- **What you should do**
Reproduce each of the following records line for line, keeping every character unchanged.
* * * *
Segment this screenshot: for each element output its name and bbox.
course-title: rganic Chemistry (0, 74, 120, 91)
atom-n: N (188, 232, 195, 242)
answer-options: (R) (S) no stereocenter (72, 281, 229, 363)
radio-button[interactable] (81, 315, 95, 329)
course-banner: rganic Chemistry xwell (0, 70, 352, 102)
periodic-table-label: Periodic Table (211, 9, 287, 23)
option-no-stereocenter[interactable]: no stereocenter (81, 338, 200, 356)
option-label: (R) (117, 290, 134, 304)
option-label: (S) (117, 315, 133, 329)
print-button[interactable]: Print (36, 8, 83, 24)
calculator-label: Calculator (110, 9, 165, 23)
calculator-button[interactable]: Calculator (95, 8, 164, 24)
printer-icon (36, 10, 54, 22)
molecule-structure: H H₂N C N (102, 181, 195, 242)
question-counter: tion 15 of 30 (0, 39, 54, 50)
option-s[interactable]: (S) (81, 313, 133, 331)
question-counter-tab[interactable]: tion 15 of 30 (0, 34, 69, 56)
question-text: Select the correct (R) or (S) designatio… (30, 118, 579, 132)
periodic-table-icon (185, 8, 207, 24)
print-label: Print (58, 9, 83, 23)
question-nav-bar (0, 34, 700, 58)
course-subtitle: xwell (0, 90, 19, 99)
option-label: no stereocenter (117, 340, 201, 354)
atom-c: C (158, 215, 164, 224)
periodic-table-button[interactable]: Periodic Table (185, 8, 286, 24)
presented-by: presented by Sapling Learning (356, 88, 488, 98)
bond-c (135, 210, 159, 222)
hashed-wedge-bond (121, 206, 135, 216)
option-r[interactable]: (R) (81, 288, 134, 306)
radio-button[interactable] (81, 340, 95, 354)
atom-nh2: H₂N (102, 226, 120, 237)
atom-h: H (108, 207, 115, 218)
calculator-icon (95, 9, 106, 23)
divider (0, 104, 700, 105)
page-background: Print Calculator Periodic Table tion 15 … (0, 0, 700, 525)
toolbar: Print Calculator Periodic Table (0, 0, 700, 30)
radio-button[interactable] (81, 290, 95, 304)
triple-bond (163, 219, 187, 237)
* * * *
- **Correct answer**
Segment this screenshot: for each element output its name and bbox.
course-title: rganic Chemistry (0, 74, 120, 91)
atom-n: N (188, 232, 195, 242)
answer-options: (R) (S) no stereocenter (72, 281, 229, 363)
radio-button[interactable] (81, 315, 95, 329)
course-banner: rganic Chemistry xwell (0, 70, 352, 102)
periodic-table-label: Periodic Table (211, 9, 287, 23)
option-no-stereocenter[interactable]: no stereocenter (81, 338, 200, 356)
option-label: (R) (117, 290, 134, 304)
option-label: (S) (117, 315, 133, 329)
print-button[interactable]: Print (36, 8, 83, 24)
calculator-label: Calculator (110, 9, 165, 23)
calculator-button[interactable]: Calculator (95, 8, 164, 24)
printer-icon (36, 10, 54, 22)
molecule-structure: H H₂N C N (102, 181, 195, 242)
question-counter: tion 15 of 30 (0, 39, 54, 50)
option-s[interactable]: (S) (81, 313, 133, 331)
question-counter-tab[interactable]: tion 15 of 30 (0, 34, 69, 56)
question-text: Select the correct (R) or (S) designatio… (30, 118, 579, 132)
periodic-table-icon (185, 8, 207, 24)
print-label: Print (58, 9, 83, 23)
question-nav-bar (0, 34, 700, 58)
course-subtitle: xwell (0, 90, 19, 99)
option-label: no stereocenter (117, 340, 201, 354)
atom-c: C (158, 215, 164, 224)
periodic-table-button[interactable]: Periodic Table (185, 8, 286, 24)
presented-by: presented by Sapling Learning (356, 88, 488, 98)
bond-c (135, 210, 159, 222)
hashed-wedge-bond (121, 206, 135, 216)
option-r[interactable]: (R) (81, 288, 134, 306)
radio-button[interactable] (81, 340, 95, 354)
atom-nh2: H₂N (102, 226, 120, 237)
atom-h: H (108, 207, 115, 218)
calculator-icon (95, 9, 106, 23)
divider (0, 104, 700, 105)
page-background: Print Calculator Periodic Table tion 15 … (0, 0, 700, 525)
toolbar: Print Calculator Periodic Table (0, 0, 700, 30)
radio-button[interactable] (81, 290, 95, 304)
triple-bond (163, 219, 187, 237)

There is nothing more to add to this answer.